▶ WHAT TO PRODUCE
Your answer should be a single number: the count of lines holding the word "name".

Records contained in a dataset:
------------------------------------------------------------------------
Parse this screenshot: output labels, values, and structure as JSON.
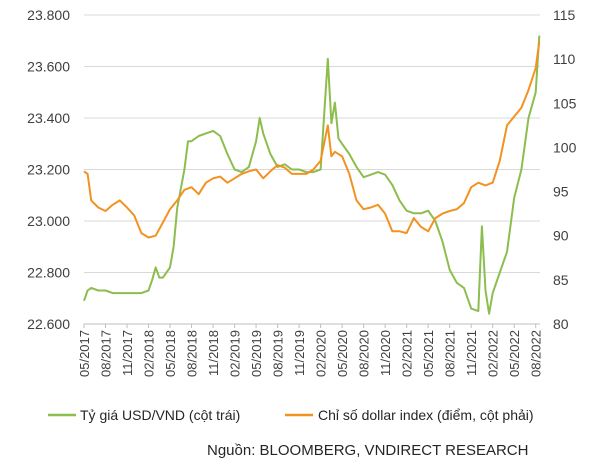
{
  "chart_data": {
    "type": "line",
    "x_ticks": [
      "05/2017",
      "08/2017",
      "11/2017",
      "02/2018",
      "05/2018",
      "08/2018",
      "11/2018",
      "02/2019",
      "05/2019",
      "08/2019",
      "11/2019",
      "02/2020",
      "05/2020",
      "08/2020",
      "11/2020",
      "02/2021",
      "05/2021",
      "08/2021",
      "11/2021",
      "02/2022",
      "05/2022",
      "08/2022"
    ],
    "y_left": {
      "ticks": [
        "22.600",
        "22.800",
        "23.000",
        "23.200",
        "23.400",
        "23.600",
        "23.800"
      ],
      "values": [
        22600,
        22800,
        23000,
        23200,
        23400,
        23600,
        23800
      ],
      "range": [
        22600,
        23800
      ]
    },
    "y_right": {
      "ticks": [
        "80",
        "85",
        "90",
        "95",
        "100",
        "105",
        "110",
        "115"
      ],
      "values": [
        80,
        85,
        90,
        95,
        100,
        105,
        110,
        115
      ],
      "range": [
        80,
        115
      ]
    },
    "grid": "horizontal",
    "legend_position": "bottom",
    "series": [
      {
        "name": "Tỷ giá USD/VND (cột trái)",
        "axis": "left",
        "color": "#8cbd4e",
        "x": [
          "05/2017",
          "05/2017",
          "06/2017",
          "07/2017",
          "08/2017",
          "09/2017",
          "10/2017",
          "11/2017",
          "12/2017",
          "01/2018",
          "02/2018",
          "02/2018",
          "03/2018",
          "03/2018",
          "04/2018",
          "05/2018",
          "05/2018",
          "06/2018",
          "07/2018",
          "07/2018",
          "08/2018",
          "09/2018",
          "10/2018",
          "11/2018",
          "12/2018",
          "01/2019",
          "02/2019",
          "03/2019",
          "04/2019",
          "05/2019",
          "05/2019",
          "06/2019",
          "07/2019",
          "08/2019",
          "09/2019",
          "10/2019",
          "11/2019",
          "12/2019",
          "01/2020",
          "02/2020",
          "03/2020",
          "03/2020",
          "04/2020",
          "04/2020",
          "05/2020",
          "06/2020",
          "07/2020",
          "08/2020",
          "09/2020",
          "10/2020",
          "11/2020",
          "12/2020",
          "01/2021",
          "02/2021",
          "03/2021",
          "04/2021",
          "05/2021",
          "06/2021",
          "07/2021",
          "08/2021",
          "09/2021",
          "10/2021",
          "11/2021",
          "12/2021",
          "12/2021",
          "01/2022",
          "01/2022",
          "02/2022",
          "03/2022",
          "04/2022",
          "05/2022",
          "06/2022",
          "07/2022",
          "08/2022",
          "08/2022"
        ],
        "y": [
          22690,
          22730,
          22740,
          22730,
          22730,
          22720,
          22720,
          22720,
          22720,
          22720,
          22730,
          22770,
          22820,
          22780,
          22780,
          22820,
          22900,
          23050,
          23200,
          23310,
          23310,
          23330,
          23340,
          23350,
          23330,
          23260,
          23200,
          23190,
          23210,
          23310,
          23400,
          23340,
          23260,
          23210,
          23220,
          23200,
          23200,
          23190,
          23190,
          23200,
          23630,
          23380,
          23460,
          23320,
          23300,
          23260,
          23210,
          23170,
          23180,
          23190,
          23180,
          23140,
          23080,
          23040,
          23030,
          23030,
          23040,
          23000,
          22920,
          22810,
          22760,
          22740,
          22660,
          22650,
          22980,
          22730,
          22640,
          22720,
          22800,
          22880,
          23090,
          23200,
          23400,
          23500,
          23720
        ]
      },
      {
        "name": "Chỉ số dollar index (điểm, cột phải)",
        "axis": "right",
        "color": "#f39220",
        "x": [
          "05/2017",
          "05/2017",
          "06/2017",
          "07/2017",
          "08/2017",
          "09/2017",
          "10/2017",
          "11/2017",
          "12/2017",
          "01/2018",
          "02/2018",
          "03/2018",
          "04/2018",
          "05/2018",
          "06/2018",
          "07/2018",
          "08/2018",
          "09/2018",
          "10/2018",
          "11/2018",
          "12/2018",
          "01/2019",
          "02/2019",
          "03/2019",
          "04/2019",
          "05/2019",
          "06/2019",
          "07/2019",
          "08/2019",
          "09/2019",
          "10/2019",
          "11/2019",
          "12/2019",
          "01/2020",
          "02/2020",
          "03/2020",
          "03/2020",
          "04/2020",
          "05/2020",
          "06/2020",
          "07/2020",
          "08/2020",
          "09/2020",
          "10/2020",
          "11/2020",
          "12/2020",
          "01/2021",
          "02/2021",
          "03/2021",
          "04/2021",
          "05/2021",
          "06/2021",
          "07/2021",
          "08/2021",
          "09/2021",
          "10/2021",
          "11/2021",
          "12/2021",
          "01/2022",
          "02/2022",
          "03/2022",
          "04/2022",
          "05/2022",
          "06/2022",
          "07/2022",
          "08/2022",
          "08/2022"
        ],
        "y": [
          97.3,
          97.0,
          94.0,
          93.2,
          92.8,
          93.5,
          94.0,
          93.2,
          92.3,
          90.3,
          89.8,
          90.0,
          91.5,
          93.0,
          94.0,
          95.2,
          95.5,
          94.7,
          96.0,
          96.5,
          96.7,
          96.0,
          96.5,
          97.0,
          97.3,
          97.5,
          96.5,
          97.3,
          98.0,
          97.7,
          97.0,
          97.0,
          97.0,
          97.5,
          98.5,
          102.5,
          99.0,
          99.5,
          99.0,
          97.0,
          94.0,
          93.0,
          93.2,
          93.5,
          92.5,
          90.5,
          90.5,
          90.3,
          92.0,
          91.0,
          90.5,
          92.0,
          92.5,
          92.8,
          93.0,
          93.7,
          95.5,
          96.0,
          95.7,
          96.0,
          98.5,
          102.5,
          103.5,
          104.5,
          106.5,
          109.0,
          112.0
        ]
      }
    ]
  },
  "legend": [
    {
      "label": "Tỷ giá USD/VND (cột trái)",
      "color": "#8cbd4e"
    },
    {
      "label": "Chỉ số dollar index (điểm, cột phải)",
      "color": "#f39220"
    }
  ],
  "source": "Nguồn: BLOOMBERG, VNDIRECT RESEARCH"
}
------------------------------------------------------------------------
▶ WRITTEN RESPONSE
2